Exercise goal. From the line containing "Serialize everything readable" down to the last line of the records below, copy every line exactly. Leave out everything before it.

————

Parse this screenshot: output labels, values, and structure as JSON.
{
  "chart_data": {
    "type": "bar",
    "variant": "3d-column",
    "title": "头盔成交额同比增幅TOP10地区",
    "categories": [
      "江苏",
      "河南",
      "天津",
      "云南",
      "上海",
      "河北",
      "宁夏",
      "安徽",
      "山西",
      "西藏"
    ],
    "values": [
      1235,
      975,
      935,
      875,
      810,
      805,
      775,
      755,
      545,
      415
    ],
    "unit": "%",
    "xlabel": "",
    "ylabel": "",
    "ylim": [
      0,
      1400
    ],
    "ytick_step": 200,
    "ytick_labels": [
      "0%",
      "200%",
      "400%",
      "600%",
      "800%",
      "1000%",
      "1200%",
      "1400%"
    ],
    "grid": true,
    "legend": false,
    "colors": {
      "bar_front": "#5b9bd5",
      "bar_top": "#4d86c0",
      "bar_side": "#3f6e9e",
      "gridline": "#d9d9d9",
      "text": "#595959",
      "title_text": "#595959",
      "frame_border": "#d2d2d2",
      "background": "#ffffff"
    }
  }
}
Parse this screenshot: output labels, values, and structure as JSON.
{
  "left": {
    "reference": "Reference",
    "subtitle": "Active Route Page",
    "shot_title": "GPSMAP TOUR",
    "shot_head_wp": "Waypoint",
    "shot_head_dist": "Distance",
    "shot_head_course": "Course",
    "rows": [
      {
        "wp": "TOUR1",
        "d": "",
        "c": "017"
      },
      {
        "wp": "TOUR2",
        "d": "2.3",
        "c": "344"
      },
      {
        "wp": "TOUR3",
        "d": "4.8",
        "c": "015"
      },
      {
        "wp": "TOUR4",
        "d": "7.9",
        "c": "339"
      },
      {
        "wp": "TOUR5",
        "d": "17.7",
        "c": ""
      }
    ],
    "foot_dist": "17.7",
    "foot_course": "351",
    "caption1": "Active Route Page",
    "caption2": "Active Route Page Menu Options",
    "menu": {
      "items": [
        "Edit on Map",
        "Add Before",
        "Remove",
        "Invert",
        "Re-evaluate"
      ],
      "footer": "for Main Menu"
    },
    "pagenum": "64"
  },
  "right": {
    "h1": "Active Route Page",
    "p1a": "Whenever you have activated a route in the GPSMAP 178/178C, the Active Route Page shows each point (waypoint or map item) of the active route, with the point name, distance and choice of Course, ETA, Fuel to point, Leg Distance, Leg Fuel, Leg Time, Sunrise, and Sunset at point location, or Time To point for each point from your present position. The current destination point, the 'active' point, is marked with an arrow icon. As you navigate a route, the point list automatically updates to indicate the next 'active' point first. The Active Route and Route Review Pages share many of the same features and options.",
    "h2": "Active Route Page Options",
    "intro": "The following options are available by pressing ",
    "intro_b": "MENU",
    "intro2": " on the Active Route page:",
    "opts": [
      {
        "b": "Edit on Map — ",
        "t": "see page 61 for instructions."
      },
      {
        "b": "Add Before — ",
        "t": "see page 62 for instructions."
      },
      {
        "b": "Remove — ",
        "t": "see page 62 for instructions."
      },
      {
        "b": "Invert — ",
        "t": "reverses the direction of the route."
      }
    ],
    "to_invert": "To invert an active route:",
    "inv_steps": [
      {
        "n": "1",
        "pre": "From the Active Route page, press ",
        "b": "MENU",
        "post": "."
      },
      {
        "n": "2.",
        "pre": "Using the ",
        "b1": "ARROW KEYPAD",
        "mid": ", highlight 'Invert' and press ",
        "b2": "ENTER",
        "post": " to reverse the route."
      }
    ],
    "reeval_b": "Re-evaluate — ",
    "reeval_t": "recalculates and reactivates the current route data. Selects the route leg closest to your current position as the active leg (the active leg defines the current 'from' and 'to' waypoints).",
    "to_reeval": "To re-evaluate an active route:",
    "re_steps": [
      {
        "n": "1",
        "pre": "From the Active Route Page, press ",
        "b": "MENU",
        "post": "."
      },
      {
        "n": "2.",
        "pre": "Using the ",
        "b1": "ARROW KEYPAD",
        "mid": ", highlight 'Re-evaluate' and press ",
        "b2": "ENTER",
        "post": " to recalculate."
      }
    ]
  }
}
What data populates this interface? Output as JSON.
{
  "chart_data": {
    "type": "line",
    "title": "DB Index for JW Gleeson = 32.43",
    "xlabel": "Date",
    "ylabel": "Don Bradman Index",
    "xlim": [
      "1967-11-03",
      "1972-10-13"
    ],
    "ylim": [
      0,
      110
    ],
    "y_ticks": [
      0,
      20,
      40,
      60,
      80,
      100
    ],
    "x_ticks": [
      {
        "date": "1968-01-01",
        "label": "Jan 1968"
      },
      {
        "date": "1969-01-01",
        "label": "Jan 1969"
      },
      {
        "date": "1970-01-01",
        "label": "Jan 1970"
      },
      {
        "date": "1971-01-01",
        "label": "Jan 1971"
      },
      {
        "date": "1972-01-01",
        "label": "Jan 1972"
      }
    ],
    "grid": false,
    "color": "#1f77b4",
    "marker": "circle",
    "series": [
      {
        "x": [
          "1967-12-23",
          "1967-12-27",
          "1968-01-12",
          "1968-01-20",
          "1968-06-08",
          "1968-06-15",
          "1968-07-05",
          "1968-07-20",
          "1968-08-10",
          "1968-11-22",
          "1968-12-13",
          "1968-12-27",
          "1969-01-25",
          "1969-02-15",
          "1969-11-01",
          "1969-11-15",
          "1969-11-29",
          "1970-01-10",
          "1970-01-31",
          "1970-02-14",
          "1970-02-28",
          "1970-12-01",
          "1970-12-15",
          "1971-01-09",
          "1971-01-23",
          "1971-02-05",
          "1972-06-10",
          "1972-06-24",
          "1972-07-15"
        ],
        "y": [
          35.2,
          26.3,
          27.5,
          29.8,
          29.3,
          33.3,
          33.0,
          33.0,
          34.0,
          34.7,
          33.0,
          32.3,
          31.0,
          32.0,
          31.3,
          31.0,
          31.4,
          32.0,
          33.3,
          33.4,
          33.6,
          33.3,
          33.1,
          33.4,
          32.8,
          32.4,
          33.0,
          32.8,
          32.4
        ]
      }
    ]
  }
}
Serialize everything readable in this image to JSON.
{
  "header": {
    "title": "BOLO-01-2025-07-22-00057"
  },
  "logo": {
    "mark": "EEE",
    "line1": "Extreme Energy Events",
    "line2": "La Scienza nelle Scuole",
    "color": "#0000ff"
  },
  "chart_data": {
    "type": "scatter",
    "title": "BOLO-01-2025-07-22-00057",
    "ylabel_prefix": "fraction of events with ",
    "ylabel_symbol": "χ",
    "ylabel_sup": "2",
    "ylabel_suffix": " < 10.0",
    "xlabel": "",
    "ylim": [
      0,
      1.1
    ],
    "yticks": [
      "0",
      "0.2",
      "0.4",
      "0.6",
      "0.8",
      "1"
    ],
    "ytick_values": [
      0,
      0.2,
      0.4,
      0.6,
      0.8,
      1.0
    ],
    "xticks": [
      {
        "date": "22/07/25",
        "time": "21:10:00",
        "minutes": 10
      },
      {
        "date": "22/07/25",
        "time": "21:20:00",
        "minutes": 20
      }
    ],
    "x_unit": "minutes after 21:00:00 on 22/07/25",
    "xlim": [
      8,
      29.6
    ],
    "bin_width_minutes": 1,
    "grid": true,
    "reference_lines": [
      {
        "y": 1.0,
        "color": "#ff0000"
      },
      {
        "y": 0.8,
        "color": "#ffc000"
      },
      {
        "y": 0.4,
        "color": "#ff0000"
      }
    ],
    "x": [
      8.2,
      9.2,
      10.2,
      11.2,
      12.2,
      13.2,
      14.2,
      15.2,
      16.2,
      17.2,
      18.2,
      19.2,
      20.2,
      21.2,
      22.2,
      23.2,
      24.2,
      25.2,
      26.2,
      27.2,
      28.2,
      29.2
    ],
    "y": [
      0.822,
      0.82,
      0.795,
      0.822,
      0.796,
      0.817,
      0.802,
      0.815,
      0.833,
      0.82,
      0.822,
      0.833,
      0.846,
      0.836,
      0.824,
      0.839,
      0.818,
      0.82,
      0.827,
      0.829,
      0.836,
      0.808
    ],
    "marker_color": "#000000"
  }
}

————

Complete response.
Serialize everything readable in this image to JSON.
{
  "header": {
    "title": "BOLO-01-2025-07-22-00057"
  },
  "logo": {
    "mark": "EEE",
    "line1": "Extreme Energy Events",
    "line2": "La Scienza nelle Scuole",
    "color": "#0000ff"
  },
  "chart_data": {
    "type": "scatter",
    "title": "BOLO-01-2025-07-22-00057",
    "ylabel_prefix": "fraction of events with ",
    "ylabel_symbol": "χ",
    "ylabel_sup": "2",
    "ylabel_suffix": " < 10.0",
    "xlabel": "",
    "ylim": [
      0,
      1.1
    ],
    "yticks": [
      "0",
      "0.2",
      "0.4",
      "0.6",
      "0.8",
      "1"
    ],
    "ytick_values": [
      0,
      0.2,
      0.4,
      0.6,
      0.8,
      1.0
    ],
    "xticks": [
      {
        "date": "22/07/25",
        "time": "21:10:00",
        "minutes": 10
      },
      {
        "date": "22/07/25",
        "time": "21:20:00",
        "minutes": 20
      }
    ],
    "x_unit": "minutes after 21:00:00 on 22/07/25",
    "xlim": [
      8,
      29.6
    ],
    "bin_width_minutes": 1,
    "grid": true,
    "reference_lines": [
      {
        "y": 1.0,
        "color": "#ff0000"
      },
      {
        "y": 0.8,
        "color": "#ffc000"
      },
      {
        "y": 0.4,
        "color": "#ff0000"
      }
    ],
    "x": [
      8.2,
      9.2,
      10.2,
      11.2,
      12.2,
      13.2,
      14.2,
      15.2,
      16.2,
      17.2,
      18.2,
      19.2,
      20.2,
      21.2,
      22.2,
      23.2,
      24.2,
      25.2,
      26.2,
      27.2,
      28.2,
      29.2
    ],
    "y": [
      0.822,
      0.82,
      0.795,
      0.822,
      0.796,
      0.817,
      0.802,
      0.815,
      0.833,
      0.82,
      0.822,
      0.833,
      0.846,
      0.836,
      0.824,
      0.839,
      0.818,
      0.82,
      0.827,
      0.829,
      0.836,
      0.808
    ],
    "marker_color": "#000000"
  }
}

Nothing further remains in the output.